Dataset entries on figures:
========

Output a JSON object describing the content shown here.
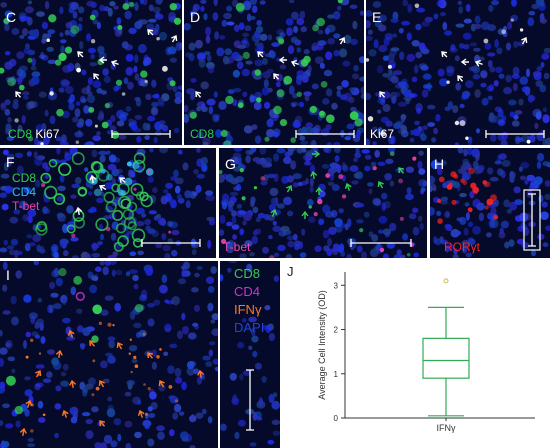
{
  "panels": {
    "c": {
      "letter": "C",
      "stain_1": "CD8",
      "stain_2": "Ki67"
    },
    "d": {
      "letter": "D",
      "stain_1": "CD8"
    },
    "e": {
      "letter": "E",
      "stain_1": "Ki67"
    },
    "f": {
      "letter": "F",
      "stain_1": "CD8",
      "stain_2": "CD4",
      "stain_3": "T-bet"
    },
    "g": {
      "letter": "G",
      "stain_1": "T-bet"
    },
    "h": {
      "letter": "H",
      "stain_1": "RORγt"
    },
    "i": {
      "letter": "I"
    },
    "legend_i": {
      "items": [
        "CD8",
        "CD4",
        "IFNγ",
        "DAPI"
      ]
    },
    "j": {
      "letter": "J"
    }
  },
  "colors": {
    "cd8": "#33cc55",
    "ki67": "#ffffff",
    "cd4": "#33bbee",
    "tbet": "#ee44aa",
    "rorgt": "#ff2222",
    "cd4_legend": "#cc33cc",
    "ifng": "#ff7722",
    "dapi": "#2244dd",
    "box": "#33aa55"
  },
  "chart_data": {
    "type": "box",
    "categories": [
      "IFNγ"
    ],
    "ylabel": "Average Cell Intensity (OD)",
    "xlabel": "",
    "ylim": [
      0,
      3.3
    ],
    "yticks": [
      0,
      1,
      2,
      3
    ],
    "series": [
      {
        "whisker_low": 0.05,
        "q1": 0.9,
        "median": 1.3,
        "q3": 1.8,
        "whisker_high": 2.5,
        "outliers": [
          3.1
        ]
      }
    ]
  }
}
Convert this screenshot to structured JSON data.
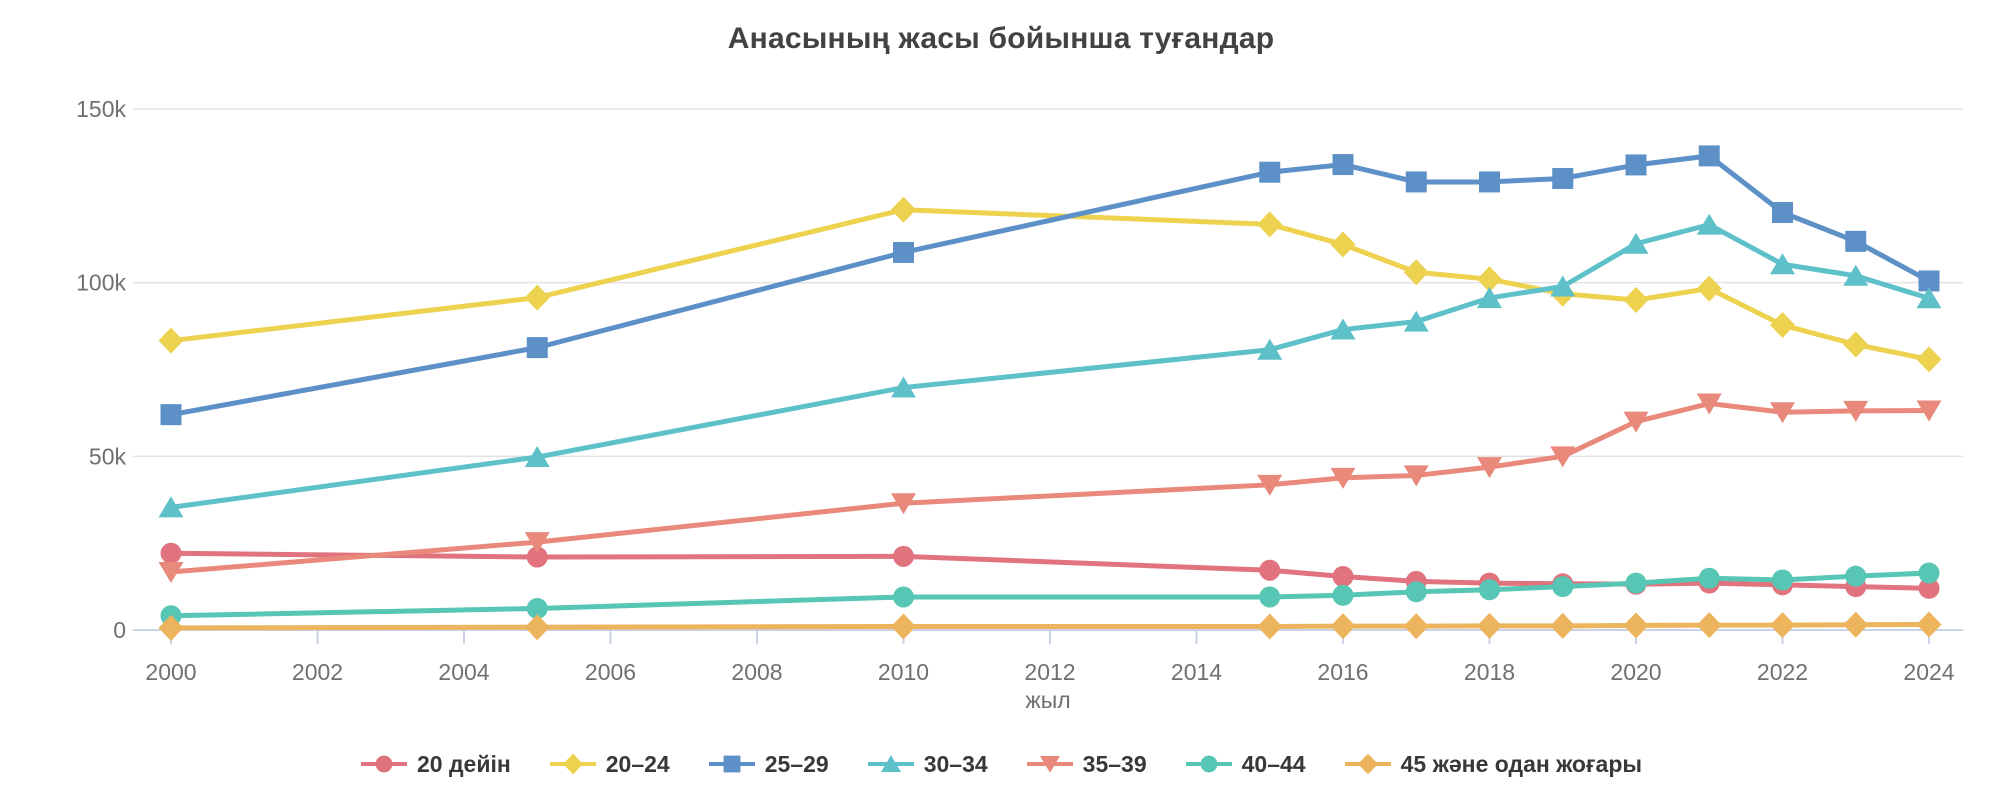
{
  "chart": {
    "background": "#ffffff",
    "colors": {
      "title_text": "#424242",
      "axis_tick_text": "#6e7074",
      "legend_text": "#383838",
      "gridline": "#e3e3e3",
      "axis_line": "#c9d2e6",
      "tick_mark": "#c9d2e6"
    }
  },
  "chart_data": {
    "type": "line",
    "title": "Анасының жасы бойынша туғандар",
    "xlabel": "жыл",
    "ylabel": "",
    "xlim": [
      2000,
      2024
    ],
    "ylim": [
      0,
      150000
    ],
    "x_tick_step": 2,
    "x_tick_labels": [
      "2000",
      "2002",
      "2004",
      "2006",
      "2008",
      "2010",
      "2012",
      "2014",
      "2016",
      "2018",
      "2020",
      "2022",
      "2024"
    ],
    "y_ticks": [
      0,
      50000,
      100000,
      150000
    ],
    "y_tick_labels": [
      "0",
      "50k",
      "100k",
      "150k"
    ],
    "grid": true,
    "legend_position": "bottom",
    "x": [
      2000,
      2005,
      2010,
      2015,
      2016,
      2017,
      2018,
      2019,
      2020,
      2021,
      2022,
      2023,
      2024
    ],
    "series": [
      {
        "name": "20 дейін",
        "marker": "circle",
        "color": "#e0737e",
        "values": [
          22100,
          21000,
          21200,
          17200,
          15400,
          14000,
          13500,
          13300,
          13200,
          13500,
          13000,
          12500,
          12000
        ]
      },
      {
        "name": "20–24",
        "marker": "diamond",
        "color": "#edd24f",
        "values": [
          83300,
          95700,
          121000,
          116800,
          111000,
          103000,
          101000,
          96800,
          95000,
          98300,
          87800,
          82200,
          77900
        ]
      },
      {
        "name": "25–29",
        "marker": "square",
        "color": "#5c90c7",
        "values": [
          62000,
          81300,
          108700,
          131800,
          134000,
          129000,
          129000,
          130000,
          133900,
          136500,
          120200,
          111900,
          100500
        ]
      },
      {
        "name": "30–34",
        "marker": "triangle-up",
        "color": "#5ec1c9",
        "values": [
          35300,
          49800,
          69800,
          80700,
          86500,
          88800,
          95600,
          98900,
          111200,
          116700,
          105300,
          102000,
          95500
        ]
      },
      {
        "name": "35–39",
        "marker": "triangle-down",
        "color": "#e8897b",
        "values": [
          16700,
          25300,
          36500,
          41800,
          43800,
          44500,
          46900,
          50000,
          60000,
          65200,
          62700,
          63100,
          63200
        ]
      },
      {
        "name": "40–44",
        "marker": "circle",
        "color": "#57c6b4",
        "values": [
          4100,
          6200,
          9500,
          9500,
          10000,
          11000,
          11600,
          12500,
          13500,
          14900,
          14400,
          15500,
          16400
        ]
      },
      {
        "name": "45 және одан жоғары",
        "marker": "diamond",
        "color": "#edb45e",
        "values": [
          600,
          800,
          1000,
          1000,
          1100,
          1100,
          1200,
          1200,
          1300,
          1400,
          1400,
          1500,
          1600
        ]
      }
    ]
  }
}
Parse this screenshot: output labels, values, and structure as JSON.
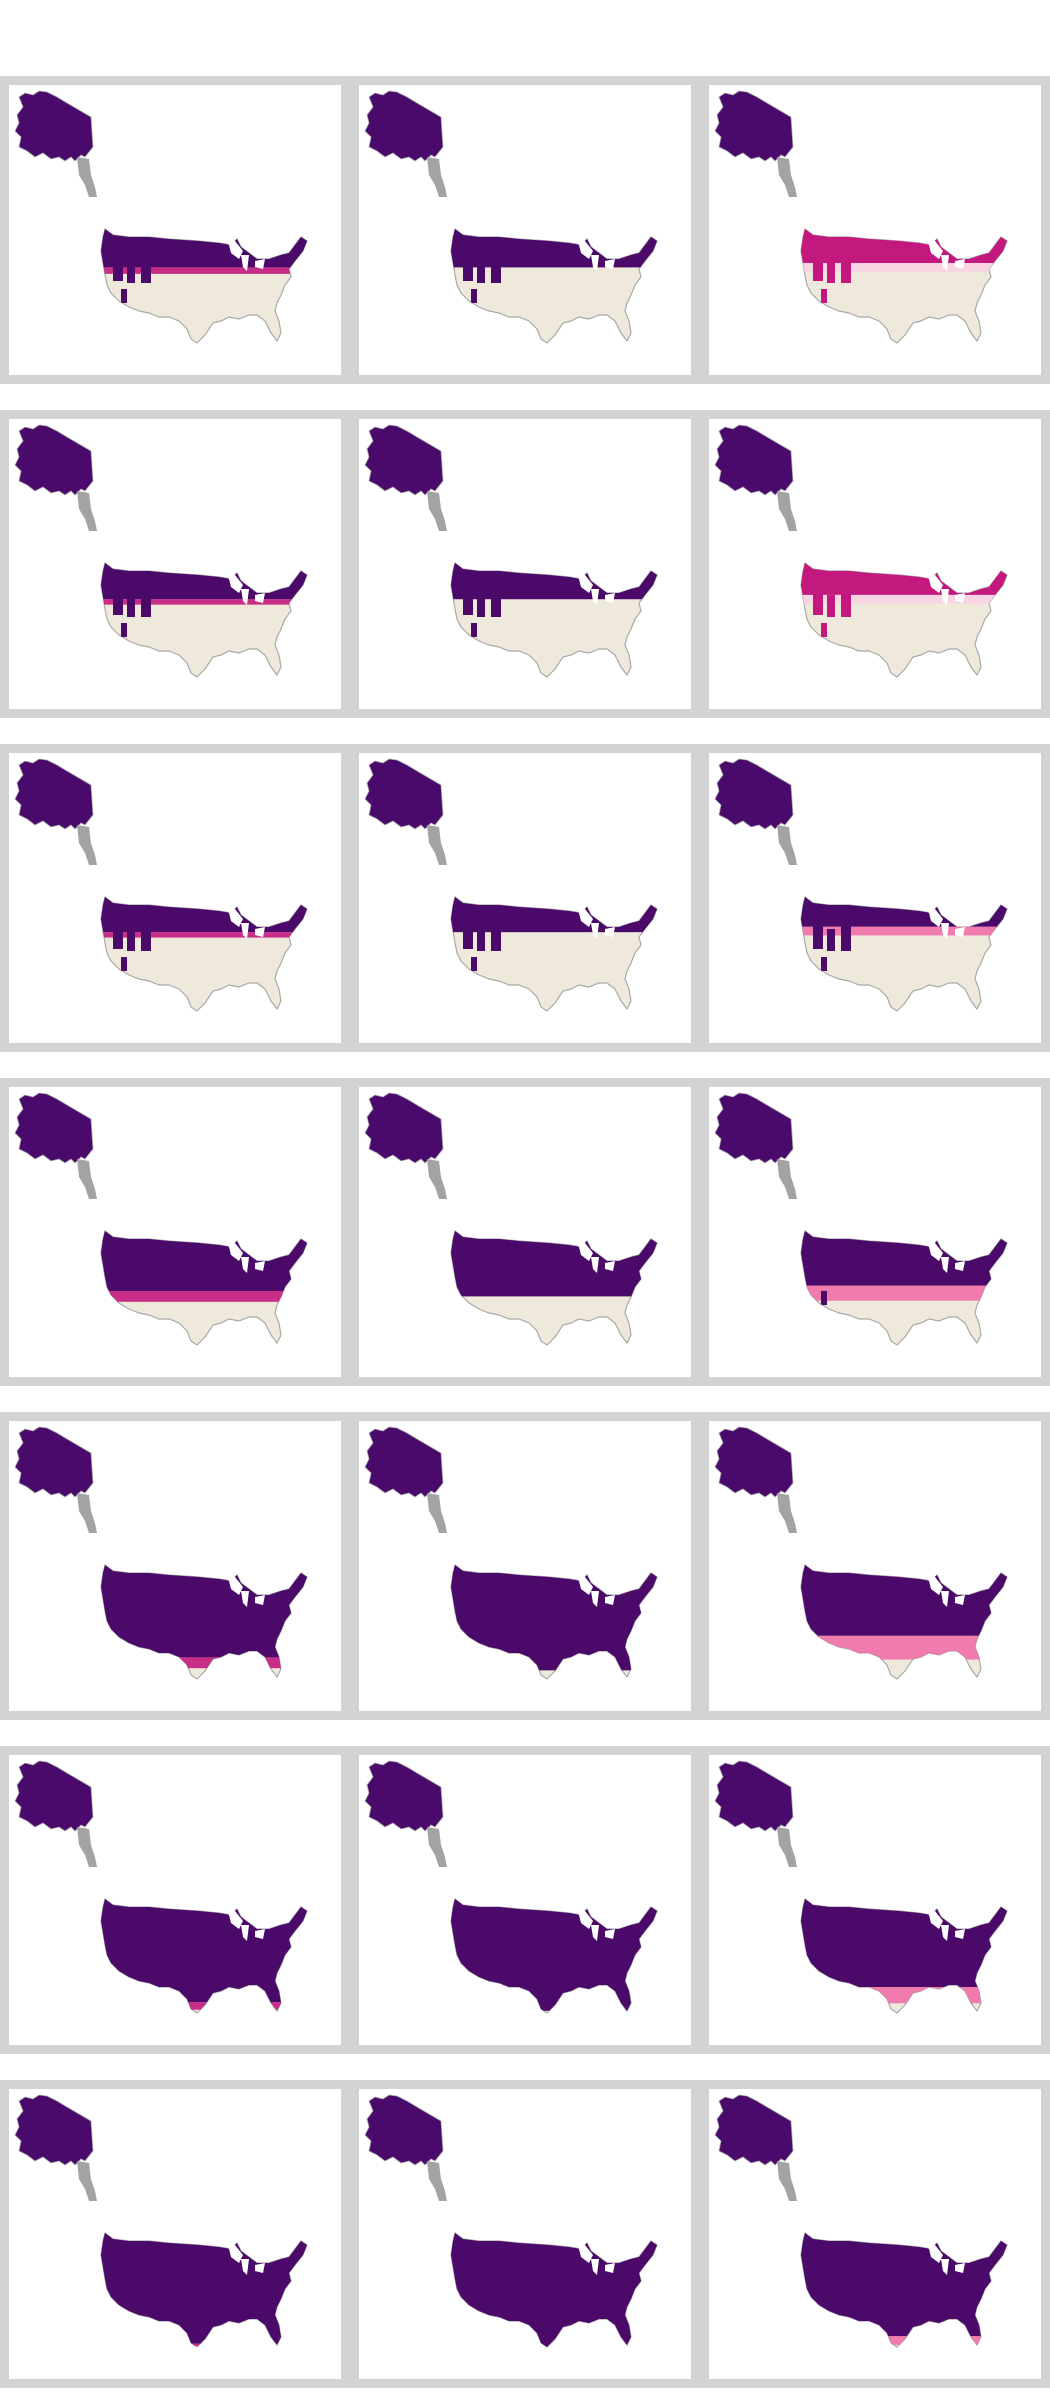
{
  "figure": {
    "rows": 7,
    "columns": 3,
    "background": "#ffffff",
    "panel_frame_color": "#d3d3d3"
  },
  "palette": {
    "alaska_fill": "#4a0a6b",
    "alaska_panhandle": "#a3a3a3",
    "land_fill": "#efe9dc",
    "land_outline": "#a9a9a9",
    "lakes": "#ffffff",
    "low": "#f06fa6",
    "mid": "#c3187e",
    "high": "#4b0a6a",
    "pale": "#f9d3e4"
  },
  "panels": [
    {
      "row": 1,
      "col": 1,
      "band": 0.3,
      "belt": 0.06,
      "tint": "mix"
    },
    {
      "row": 1,
      "col": 2,
      "band": 0.3,
      "belt": 0.0,
      "tint": "dark"
    },
    {
      "row": 1,
      "col": 3,
      "band": 0.26,
      "belt": 0.08,
      "tint": "pale"
    },
    {
      "row": 2,
      "col": 1,
      "band": 0.28,
      "belt": 0.05,
      "tint": "mix"
    },
    {
      "row": 2,
      "col": 2,
      "band": 0.28,
      "belt": 0.0,
      "tint": "dark"
    },
    {
      "row": 2,
      "col": 3,
      "band": 0.24,
      "belt": 0.08,
      "tint": "pale"
    },
    {
      "row": 3,
      "col": 1,
      "band": 0.27,
      "belt": 0.05,
      "tint": "mix"
    },
    {
      "row": 3,
      "col": 2,
      "band": 0.27,
      "belt": 0.0,
      "tint": "dark"
    },
    {
      "row": 3,
      "col": 3,
      "band": 0.22,
      "belt": 0.08,
      "tint": "pink"
    },
    {
      "row": 4,
      "col": 1,
      "band": 0.5,
      "belt": 0.1,
      "tint": "mix"
    },
    {
      "row": 4,
      "col": 2,
      "band": 0.55,
      "belt": 0.0,
      "tint": "dark"
    },
    {
      "row": 4,
      "col": 3,
      "band": 0.45,
      "belt": 0.14,
      "tint": "pink"
    },
    {
      "row": 5,
      "col": 1,
      "band": 0.8,
      "belt": 0.1,
      "tint": "mix"
    },
    {
      "row": 5,
      "col": 2,
      "band": 0.92,
      "belt": 0.0,
      "tint": "dark"
    },
    {
      "row": 5,
      "col": 3,
      "band": 0.6,
      "belt": 0.22,
      "tint": "pink"
    },
    {
      "row": 6,
      "col": 1,
      "band": 0.9,
      "belt": 0.07,
      "tint": "mix"
    },
    {
      "row": 6,
      "col": 2,
      "band": 0.98,
      "belt": 0.0,
      "tint": "dark"
    },
    {
      "row": 6,
      "col": 3,
      "band": 0.76,
      "belt": 0.15,
      "tint": "pink"
    },
    {
      "row": 7,
      "col": 1,
      "band": 0.97,
      "belt": 0.02,
      "tint": "mix"
    },
    {
      "row": 7,
      "col": 2,
      "band": 1.0,
      "belt": 0.0,
      "tint": "dark"
    },
    {
      "row": 7,
      "col": 3,
      "band": 0.9,
      "belt": 0.08,
      "tint": "pink"
    }
  ]
}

========

Go through the material and copy out every line with "triangle" in it.

        "marker": "triangle-up",
        "marker": "triangle-down",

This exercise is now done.